■ Set problem ■
Reproduce each of the following items verbatim, line by line.

■ Data to process ■
--- --- ---

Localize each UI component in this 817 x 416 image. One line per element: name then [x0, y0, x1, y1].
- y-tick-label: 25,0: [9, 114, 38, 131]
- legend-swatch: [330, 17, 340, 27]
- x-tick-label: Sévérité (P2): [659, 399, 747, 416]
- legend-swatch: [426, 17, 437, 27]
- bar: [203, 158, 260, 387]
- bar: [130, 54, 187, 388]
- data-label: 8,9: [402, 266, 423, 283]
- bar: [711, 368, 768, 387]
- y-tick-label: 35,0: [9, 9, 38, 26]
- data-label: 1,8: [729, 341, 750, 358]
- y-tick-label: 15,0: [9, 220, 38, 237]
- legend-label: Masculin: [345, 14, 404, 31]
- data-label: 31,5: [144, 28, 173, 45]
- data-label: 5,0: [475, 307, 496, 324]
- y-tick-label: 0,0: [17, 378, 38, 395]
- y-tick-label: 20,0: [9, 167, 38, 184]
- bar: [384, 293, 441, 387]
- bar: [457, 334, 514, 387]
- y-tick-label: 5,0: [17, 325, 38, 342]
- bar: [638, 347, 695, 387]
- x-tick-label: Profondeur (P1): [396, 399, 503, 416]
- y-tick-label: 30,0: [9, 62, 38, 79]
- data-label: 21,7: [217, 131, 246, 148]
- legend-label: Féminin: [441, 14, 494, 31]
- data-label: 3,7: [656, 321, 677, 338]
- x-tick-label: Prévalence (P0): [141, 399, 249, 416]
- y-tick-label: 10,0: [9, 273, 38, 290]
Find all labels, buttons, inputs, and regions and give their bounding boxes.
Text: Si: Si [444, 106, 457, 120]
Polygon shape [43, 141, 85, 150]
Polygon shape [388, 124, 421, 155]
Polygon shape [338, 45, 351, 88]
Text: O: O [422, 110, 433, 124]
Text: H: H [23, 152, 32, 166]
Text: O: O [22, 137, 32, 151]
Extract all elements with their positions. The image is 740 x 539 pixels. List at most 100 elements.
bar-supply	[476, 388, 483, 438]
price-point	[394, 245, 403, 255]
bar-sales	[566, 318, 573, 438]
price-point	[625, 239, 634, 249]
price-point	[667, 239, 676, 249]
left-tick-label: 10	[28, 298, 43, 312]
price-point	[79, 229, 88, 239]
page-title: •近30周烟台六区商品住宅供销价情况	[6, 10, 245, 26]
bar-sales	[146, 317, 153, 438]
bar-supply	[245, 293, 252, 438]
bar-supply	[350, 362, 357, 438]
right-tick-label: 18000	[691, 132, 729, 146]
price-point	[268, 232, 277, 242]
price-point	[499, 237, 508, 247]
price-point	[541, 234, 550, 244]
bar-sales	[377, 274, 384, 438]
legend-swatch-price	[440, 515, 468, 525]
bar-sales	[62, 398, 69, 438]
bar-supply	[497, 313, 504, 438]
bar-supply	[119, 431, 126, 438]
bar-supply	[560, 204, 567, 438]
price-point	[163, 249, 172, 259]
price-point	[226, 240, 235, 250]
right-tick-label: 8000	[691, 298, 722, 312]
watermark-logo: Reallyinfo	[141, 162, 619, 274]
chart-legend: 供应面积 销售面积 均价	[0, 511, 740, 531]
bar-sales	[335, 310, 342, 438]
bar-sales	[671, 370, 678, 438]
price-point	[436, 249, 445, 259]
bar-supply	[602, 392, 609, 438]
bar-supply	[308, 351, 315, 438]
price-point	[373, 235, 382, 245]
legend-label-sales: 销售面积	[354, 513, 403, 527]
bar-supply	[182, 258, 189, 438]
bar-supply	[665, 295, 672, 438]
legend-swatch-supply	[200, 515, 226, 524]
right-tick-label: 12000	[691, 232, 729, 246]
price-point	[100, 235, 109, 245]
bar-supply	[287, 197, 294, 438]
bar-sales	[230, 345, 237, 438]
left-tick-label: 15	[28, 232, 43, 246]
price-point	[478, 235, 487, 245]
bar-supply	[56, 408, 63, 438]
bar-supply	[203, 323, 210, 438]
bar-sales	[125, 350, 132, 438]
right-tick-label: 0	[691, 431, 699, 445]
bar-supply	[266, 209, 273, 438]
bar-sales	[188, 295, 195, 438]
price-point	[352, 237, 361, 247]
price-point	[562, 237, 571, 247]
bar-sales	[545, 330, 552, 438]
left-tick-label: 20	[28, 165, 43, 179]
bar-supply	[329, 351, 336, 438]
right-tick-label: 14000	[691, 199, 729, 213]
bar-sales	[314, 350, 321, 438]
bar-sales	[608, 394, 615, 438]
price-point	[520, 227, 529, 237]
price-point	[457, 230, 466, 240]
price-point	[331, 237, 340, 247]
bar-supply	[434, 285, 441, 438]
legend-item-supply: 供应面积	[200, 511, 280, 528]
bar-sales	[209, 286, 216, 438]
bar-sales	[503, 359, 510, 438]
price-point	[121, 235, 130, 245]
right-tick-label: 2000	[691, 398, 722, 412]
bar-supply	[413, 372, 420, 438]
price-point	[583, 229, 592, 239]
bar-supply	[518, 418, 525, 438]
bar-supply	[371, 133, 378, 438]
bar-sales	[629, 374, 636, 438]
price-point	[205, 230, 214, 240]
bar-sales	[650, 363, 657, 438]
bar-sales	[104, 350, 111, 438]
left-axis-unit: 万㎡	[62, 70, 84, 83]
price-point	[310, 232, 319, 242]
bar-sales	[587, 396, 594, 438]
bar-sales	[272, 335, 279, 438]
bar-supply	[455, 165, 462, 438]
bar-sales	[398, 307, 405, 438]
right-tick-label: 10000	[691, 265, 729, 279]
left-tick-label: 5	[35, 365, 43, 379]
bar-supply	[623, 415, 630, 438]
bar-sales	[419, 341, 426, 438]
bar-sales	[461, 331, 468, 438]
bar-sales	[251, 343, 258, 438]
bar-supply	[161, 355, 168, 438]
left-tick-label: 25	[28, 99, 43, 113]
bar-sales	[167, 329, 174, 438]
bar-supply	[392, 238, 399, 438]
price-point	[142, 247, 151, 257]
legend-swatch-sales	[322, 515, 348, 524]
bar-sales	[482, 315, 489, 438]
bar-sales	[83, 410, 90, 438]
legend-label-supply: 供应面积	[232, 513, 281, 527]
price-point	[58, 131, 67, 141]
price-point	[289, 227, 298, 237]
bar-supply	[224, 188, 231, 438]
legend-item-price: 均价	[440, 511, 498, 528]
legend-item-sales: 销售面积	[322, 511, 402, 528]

--- --- ---

■ Response for this exercise ■
Localize each UI component in this 817 x 416 image. One line per element: name then [x0, y0, x1, y1].
- y-tick-label: 25,0: [9, 114, 38, 131]
- legend-swatch: [330, 17, 340, 27]
- x-tick-label: Sévérité (P2): [659, 399, 747, 416]
- legend-swatch: [426, 17, 437, 27]
- bar: [203, 158, 260, 387]
- bar: [130, 54, 187, 388]
- data-label: 8,9: [402, 266, 423, 283]
- bar: [711, 368, 768, 387]
- y-tick-label: 35,0: [9, 9, 38, 26]
- data-label: 1,8: [729, 341, 750, 358]
- y-tick-label: 15,0: [9, 220, 38, 237]
- legend-label: Masculin: [345, 14, 404, 31]
- data-label: 31,5: [144, 28, 173, 45]
- data-label: 5,0: [475, 307, 496, 324]
- y-tick-label: 0,0: [17, 378, 38, 395]
- y-tick-label: 20,0: [9, 167, 38, 184]
- bar: [384, 293, 441, 387]
- bar: [457, 334, 514, 387]
- y-tick-label: 5,0: [17, 325, 38, 342]
- bar: [638, 347, 695, 387]
- x-tick-label: Profondeur (P1): [396, 399, 503, 416]
- y-tick-label: 30,0: [9, 62, 38, 79]
- data-label: 21,7: [217, 131, 246, 148]
- legend-label: Féminin: [441, 14, 494, 31]
- data-label: 3,7: [656, 321, 677, 338]
- x-tick-label: Prévalence (P0): [141, 399, 249, 416]
- y-tick-label: 10,0: [9, 273, 38, 290]
Find all labels, buttons, inputs, and regions and give their bounding boxes.
Text: Si: Si [444, 106, 457, 120]
Polygon shape [43, 141, 85, 150]
Polygon shape [388, 124, 421, 155]
Polygon shape [338, 45, 351, 88]
Text: O: O [422, 110, 433, 124]
Text: H: H [23, 152, 32, 166]
Text: O: O [22, 137, 32, 151]
Extract all elements with their positions. The image is 740 x 539 pixels. List at most 100 elements.
bar-supply	[476, 388, 483, 438]
price-point	[394, 245, 403, 255]
bar-sales	[566, 318, 573, 438]
price-point	[625, 239, 634, 249]
price-point	[667, 239, 676, 249]
left-tick-label: 10	[28, 298, 43, 312]
price-point	[79, 229, 88, 239]
page-title: •近30周烟台六区商品住宅供销价情况	[6, 10, 245, 26]
bar-sales	[146, 317, 153, 438]
bar-supply	[245, 293, 252, 438]
bar-supply	[350, 362, 357, 438]
right-tick-label: 18000	[691, 132, 729, 146]
price-point	[268, 232, 277, 242]
price-point	[499, 237, 508, 247]
price-point	[541, 234, 550, 244]
bar-sales	[377, 274, 384, 438]
legend-swatch-price	[440, 515, 468, 525]
bar-sales	[62, 398, 69, 438]
bar-supply	[497, 313, 504, 438]
bar-supply	[119, 431, 126, 438]
bar-supply	[560, 204, 567, 438]
price-point	[163, 249, 172, 259]
price-point	[226, 240, 235, 250]
right-tick-label: 8000	[691, 298, 722, 312]
watermark-logo: Reallyinfo	[141, 162, 619, 274]
chart-legend: 供应面积 销售面积 均价	[0, 511, 740, 531]
bar-sales	[335, 310, 342, 438]
bar-sales	[671, 370, 678, 438]
price-point	[436, 249, 445, 259]
bar-supply	[602, 392, 609, 438]
bar-supply	[308, 351, 315, 438]
price-point	[373, 235, 382, 245]
legend-label-sales: 销售面积	[354, 513, 403, 527]
bar-supply	[182, 258, 189, 438]
bar-supply	[665, 295, 672, 438]
legend-swatch-supply	[200, 515, 226, 524]
right-tick-label: 12000	[691, 232, 729, 246]
price-point	[100, 235, 109, 245]
bar-supply	[287, 197, 294, 438]
bar-sales	[230, 345, 237, 438]
left-tick-label: 15	[28, 232, 43, 246]
price-point	[478, 235, 487, 245]
bar-supply	[56, 408, 63, 438]
bar-supply	[203, 323, 210, 438]
bar-sales	[125, 350, 132, 438]
right-tick-label: 0	[691, 431, 699, 445]
bar-supply	[266, 209, 273, 438]
bar-sales	[188, 295, 195, 438]
price-point	[352, 237, 361, 247]
price-point	[562, 237, 571, 247]
bar-sales	[545, 330, 552, 438]
left-tick-label: 20	[28, 165, 43, 179]
bar-supply	[329, 351, 336, 438]
right-tick-label: 14000	[691, 199, 729, 213]
bar-sales	[314, 350, 321, 438]
bar-sales	[608, 394, 615, 438]
price-point	[520, 227, 529, 237]
price-point	[457, 230, 466, 240]
price-point	[331, 237, 340, 247]
bar-supply	[434, 285, 441, 438]
legend-item-supply: 供应面积	[200, 511, 280, 528]
bar-sales	[209, 286, 216, 438]
bar-sales	[503, 359, 510, 438]
price-point	[121, 235, 130, 245]
right-tick-label: 2000	[691, 398, 722, 412]
bar-supply	[413, 372, 420, 438]
price-point	[583, 229, 592, 239]
bar-supply	[518, 418, 525, 438]
bar-supply	[371, 133, 378, 438]
bar-sales	[629, 374, 636, 438]
price-point	[205, 230, 214, 240]
bar-sales	[650, 363, 657, 438]
bar-sales	[104, 350, 111, 438]
left-axis-unit: 万㎡	[62, 70, 84, 83]
price-point	[310, 232, 319, 242]
bar-sales	[587, 396, 594, 438]
bar-sales	[272, 335, 279, 438]
bar-supply	[455, 165, 462, 438]
bar-sales	[398, 307, 405, 438]
right-tick-label: 10000	[691, 265, 729, 279]
left-tick-label: 5	[35, 365, 43, 379]
bar-supply	[623, 415, 630, 438]
bar-sales	[419, 341, 426, 438]
bar-sales	[461, 331, 468, 438]
bar-sales	[251, 343, 258, 438]
bar-supply	[161, 355, 168, 438]
left-tick-label: 25	[28, 99, 43, 113]
bar-sales	[167, 329, 174, 438]
bar-supply	[392, 238, 399, 438]
price-point	[142, 247, 151, 257]
legend-swatch-sales	[322, 515, 348, 524]
bar-sales	[482, 315, 489, 438]
bar-sales	[83, 410, 90, 438]
legend-label-supply: 供应面积	[232, 513, 281, 527]
price-point	[58, 131, 67, 141]
price-point	[289, 227, 298, 237]
bar-supply	[224, 188, 231, 438]
legend-item-price: 均价	[440, 511, 498, 528]
legend-item-sales: 销售面积	[322, 511, 402, 528]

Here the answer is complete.